» **AIM OF THE EXERCISE**:
Return the complete listing that follows, with each line reproduced exactly.

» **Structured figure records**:
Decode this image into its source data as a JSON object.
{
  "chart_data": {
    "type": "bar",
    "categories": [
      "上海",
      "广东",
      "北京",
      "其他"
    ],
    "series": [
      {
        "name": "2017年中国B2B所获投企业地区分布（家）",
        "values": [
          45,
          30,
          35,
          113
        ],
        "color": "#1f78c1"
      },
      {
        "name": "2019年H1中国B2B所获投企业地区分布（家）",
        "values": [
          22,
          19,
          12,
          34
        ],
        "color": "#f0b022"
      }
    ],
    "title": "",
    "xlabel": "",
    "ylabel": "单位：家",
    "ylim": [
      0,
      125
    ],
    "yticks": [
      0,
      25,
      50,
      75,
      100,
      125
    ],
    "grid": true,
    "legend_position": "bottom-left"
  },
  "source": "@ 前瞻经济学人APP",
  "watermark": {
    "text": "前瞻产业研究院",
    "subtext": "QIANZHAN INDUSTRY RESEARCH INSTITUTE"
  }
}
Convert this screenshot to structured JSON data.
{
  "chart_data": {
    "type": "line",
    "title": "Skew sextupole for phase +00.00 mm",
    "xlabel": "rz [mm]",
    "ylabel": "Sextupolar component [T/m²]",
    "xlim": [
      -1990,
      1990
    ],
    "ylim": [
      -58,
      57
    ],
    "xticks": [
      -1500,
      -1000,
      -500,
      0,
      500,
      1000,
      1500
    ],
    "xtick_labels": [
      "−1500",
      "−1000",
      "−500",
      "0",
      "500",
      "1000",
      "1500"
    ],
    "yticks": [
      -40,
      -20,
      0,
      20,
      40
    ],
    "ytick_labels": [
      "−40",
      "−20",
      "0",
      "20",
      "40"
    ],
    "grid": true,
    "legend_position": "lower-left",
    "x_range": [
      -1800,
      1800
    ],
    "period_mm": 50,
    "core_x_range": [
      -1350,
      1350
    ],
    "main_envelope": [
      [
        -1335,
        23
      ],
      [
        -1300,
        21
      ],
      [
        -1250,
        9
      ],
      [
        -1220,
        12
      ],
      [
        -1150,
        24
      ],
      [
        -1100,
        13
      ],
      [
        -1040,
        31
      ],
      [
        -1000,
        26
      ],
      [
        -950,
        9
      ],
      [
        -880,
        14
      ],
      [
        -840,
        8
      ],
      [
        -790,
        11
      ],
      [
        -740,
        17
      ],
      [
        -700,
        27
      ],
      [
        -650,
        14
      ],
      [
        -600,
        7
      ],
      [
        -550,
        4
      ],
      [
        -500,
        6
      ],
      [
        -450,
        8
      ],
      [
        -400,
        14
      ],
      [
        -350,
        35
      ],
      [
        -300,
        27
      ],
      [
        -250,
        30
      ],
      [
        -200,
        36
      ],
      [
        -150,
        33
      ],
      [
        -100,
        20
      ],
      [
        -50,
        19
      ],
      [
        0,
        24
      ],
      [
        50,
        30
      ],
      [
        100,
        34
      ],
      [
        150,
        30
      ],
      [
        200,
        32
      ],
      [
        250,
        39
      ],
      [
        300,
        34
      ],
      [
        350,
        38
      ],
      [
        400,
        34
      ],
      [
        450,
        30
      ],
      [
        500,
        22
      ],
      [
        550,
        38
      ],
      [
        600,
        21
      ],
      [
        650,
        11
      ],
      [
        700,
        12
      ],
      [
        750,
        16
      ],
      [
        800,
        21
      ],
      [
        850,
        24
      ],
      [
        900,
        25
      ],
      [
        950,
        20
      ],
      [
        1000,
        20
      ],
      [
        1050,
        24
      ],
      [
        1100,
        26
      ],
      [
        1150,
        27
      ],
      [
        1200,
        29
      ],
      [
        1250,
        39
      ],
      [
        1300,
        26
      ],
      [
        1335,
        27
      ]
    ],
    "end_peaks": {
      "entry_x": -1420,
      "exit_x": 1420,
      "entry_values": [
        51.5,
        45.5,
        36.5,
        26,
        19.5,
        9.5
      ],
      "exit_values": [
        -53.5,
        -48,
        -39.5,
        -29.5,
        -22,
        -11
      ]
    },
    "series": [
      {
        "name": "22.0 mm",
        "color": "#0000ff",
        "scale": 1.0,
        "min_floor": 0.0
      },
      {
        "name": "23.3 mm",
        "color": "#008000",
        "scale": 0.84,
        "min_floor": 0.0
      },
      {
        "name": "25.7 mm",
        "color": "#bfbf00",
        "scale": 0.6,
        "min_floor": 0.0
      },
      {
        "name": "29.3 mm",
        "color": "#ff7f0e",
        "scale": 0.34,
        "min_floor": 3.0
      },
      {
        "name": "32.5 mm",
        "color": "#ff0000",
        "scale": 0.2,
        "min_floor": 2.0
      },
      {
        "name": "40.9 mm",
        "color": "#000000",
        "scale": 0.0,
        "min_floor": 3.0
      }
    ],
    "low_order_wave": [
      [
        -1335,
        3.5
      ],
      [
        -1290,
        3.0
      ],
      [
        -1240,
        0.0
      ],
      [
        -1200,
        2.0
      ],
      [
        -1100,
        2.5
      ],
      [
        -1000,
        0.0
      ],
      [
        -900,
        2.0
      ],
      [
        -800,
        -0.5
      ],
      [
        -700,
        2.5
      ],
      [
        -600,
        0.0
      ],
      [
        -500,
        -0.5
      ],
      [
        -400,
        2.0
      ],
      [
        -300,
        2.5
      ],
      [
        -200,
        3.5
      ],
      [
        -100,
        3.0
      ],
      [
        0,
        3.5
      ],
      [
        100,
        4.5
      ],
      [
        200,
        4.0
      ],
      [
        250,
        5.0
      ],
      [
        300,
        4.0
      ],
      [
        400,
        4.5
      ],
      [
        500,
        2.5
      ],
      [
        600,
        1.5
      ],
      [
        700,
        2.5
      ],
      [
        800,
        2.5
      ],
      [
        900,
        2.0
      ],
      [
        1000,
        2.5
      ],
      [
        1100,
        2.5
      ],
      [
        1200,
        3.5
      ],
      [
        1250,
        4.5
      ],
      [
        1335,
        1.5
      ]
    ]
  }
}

» **WRITTEN SOLUTION**:
Decode this image into its source data as a JSON object.
{
  "chart_data": {
    "type": "bar",
    "categories": [
      "上海",
      "广东",
      "北京",
      "其他"
    ],
    "series": [
      {
        "name": "2017年中国B2B所获投企业地区分布（家）",
        "values": [
          45,
          30,
          35,
          113
        ],
        "color": "#1f78c1"
      },
      {
        "name": "2019年H1中国B2B所获投企业地区分布（家）",
        "values": [
          22,
          19,
          12,
          34
        ],
        "color": "#f0b022"
      }
    ],
    "title": "",
    "xlabel": "",
    "ylabel": "单位：家",
    "ylim": [
      0,
      125
    ],
    "yticks": [
      0,
      25,
      50,
      75,
      100,
      125
    ],
    "grid": true,
    "legend_position": "bottom-left"
  },
  "source": "@ 前瞻经济学人APP",
  "watermark": {
    "text": "前瞻产业研究院",
    "subtext": "QIANZHAN INDUSTRY RESEARCH INSTITUTE"
  }
}
Convert this screenshot to structured JSON data.
{
  "chart_data": {
    "type": "line",
    "title": "Skew sextupole for phase +00.00 mm",
    "xlabel": "rz [mm]",
    "ylabel": "Sextupolar component [T/m²]",
    "xlim": [
      -1990,
      1990
    ],
    "ylim": [
      -58,
      57
    ],
    "xticks": [
      -1500,
      -1000,
      -500,
      0,
      500,
      1000,
      1500
    ],
    "xtick_labels": [
      "−1500",
      "−1000",
      "−500",
      "0",
      "500",
      "1000",
      "1500"
    ],
    "yticks": [
      -40,
      -20,
      0,
      20,
      40
    ],
    "ytick_labels": [
      "−40",
      "−20",
      "0",
      "20",
      "40"
    ],
    "grid": true,
    "legend_position": "lower-left",
    "x_range": [
      -1800,
      1800
    ],
    "period_mm": 50,
    "core_x_range": [
      -1350,
      1350
    ],
    "main_envelope": [
      [
        -1335,
        23
      ],
      [
        -1300,
        21
      ],
      [
        -1250,
        9
      ],
      [
        -1220,
        12
      ],
      [
        -1150,
        24
      ],
      [
        -1100,
        13
      ],
      [
        -1040,
        31
      ],
      [
        -1000,
        26
      ],
      [
        -950,
        9
      ],
      [
        -880,
        14
      ],
      [
        -840,
        8
      ],
      [
        -790,
        11
      ],
      [
        -740,
        17
      ],
      [
        -700,
        27
      ],
      [
        -650,
        14
      ],
      [
        -600,
        7
      ],
      [
        -550,
        4
      ],
      [
        -500,
        6
      ],
      [
        -450,
        8
      ],
      [
        -400,
        14
      ],
      [
        -350,
        35
      ],
      [
        -300,
        27
      ],
      [
        -250,
        30
      ],
      [
        -200,
        36
      ],
      [
        -150,
        33
      ],
      [
        -100,
        20
      ],
      [
        -50,
        19
      ],
      [
        0,
        24
      ],
      [
        50,
        30
      ],
      [
        100,
        34
      ],
      [
        150,
        30
      ],
      [
        200,
        32
      ],
      [
        250,
        39
      ],
      [
        300,
        34
      ],
      [
        350,
        38
      ],
      [
        400,
        34
      ],
      [
        450,
        30
      ],
      [
        500,
        22
      ],
      [
        550,
        38
      ],
      [
        600,
        21
      ],
      [
        650,
        11
      ],
      [
        700,
        12
      ],
      [
        750,
        16
      ],
      [
        800,
        21
      ],
      [
        850,
        24
      ],
      [
        900,
        25
      ],
      [
        950,
        20
      ],
      [
        1000,
        20
      ],
      [
        1050,
        24
      ],
      [
        1100,
        26
      ],
      [
        1150,
        27
      ],
      [
        1200,
        29
      ],
      [
        1250,
        39
      ],
      [
        1300,
        26
      ],
      [
        1335,
        27
      ]
    ],
    "end_peaks": {
      "entry_x": -1420,
      "exit_x": 1420,
      "entry_values": [
        51.5,
        45.5,
        36.5,
        26,
        19.5,
        9.5
      ],
      "exit_values": [
        -53.5,
        -48,
        -39.5,
        -29.5,
        -22,
        -11
      ]
    },
    "series": [
      {
        "name": "22.0 mm",
        "color": "#0000ff",
        "scale": 1.0,
        "min_floor": 0.0
      },
      {
        "name": "23.3 mm",
        "color": "#008000",
        "scale": 0.84,
        "min_floor": 0.0
      },
      {
        "name": "25.7 mm",
        "color": "#bfbf00",
        "scale": 0.6,
        "min_floor": 0.0
      },
      {
        "name": "29.3 mm",
        "color": "#ff7f0e",
        "scale": 0.34,
        "min_floor": 3.0
      },
      {
        "name": "32.5 mm",
        "color": "#ff0000",
        "scale": 0.2,
        "min_floor": 2.0
      },
      {
        "name": "40.9 mm",
        "color": "#000000",
        "scale": 0.0,
        "min_floor": 3.0
      }
    ],
    "low_order_wave": [
      [
        -1335,
        3.5
      ],
      [
        -1290,
        3.0
      ],
      [
        -1240,
        0.0
      ],
      [
        -1200,
        2.0
      ],
      [
        -1100,
        2.5
      ],
      [
        -1000,
        0.0
      ],
      [
        -900,
        2.0
      ],
      [
        -800,
        -0.5
      ],
      [
        -700,
        2.5
      ],
      [
        -600,
        0.0
      ],
      [
        -500,
        -0.5
      ],
      [
        -400,
        2.0
      ],
      [
        -300,
        2.5
      ],
      [
        -200,
        3.5
      ],
      [
        -100,
        3.0
      ],
      [
        0,
        3.5
      ],
      [
        100,
        4.5
      ],
      [
        200,
        4.0
      ],
      [
        250,
        5.0
      ],
      [
        300,
        4.0
      ],
      [
        400,
        4.5
      ],
      [
        500,
        2.5
      ],
      [
        600,
        1.5
      ],
      [
        700,
        2.5
      ],
      [
        800,
        2.5
      ],
      [
        900,
        2.0
      ],
      [
        1000,
        2.5
      ],
      [
        1100,
        2.5
      ],
      [
        1200,
        3.5
      ],
      [
        1250,
        4.5
      ],
      [
        1335,
        1.5
      ]
    ]
  }
}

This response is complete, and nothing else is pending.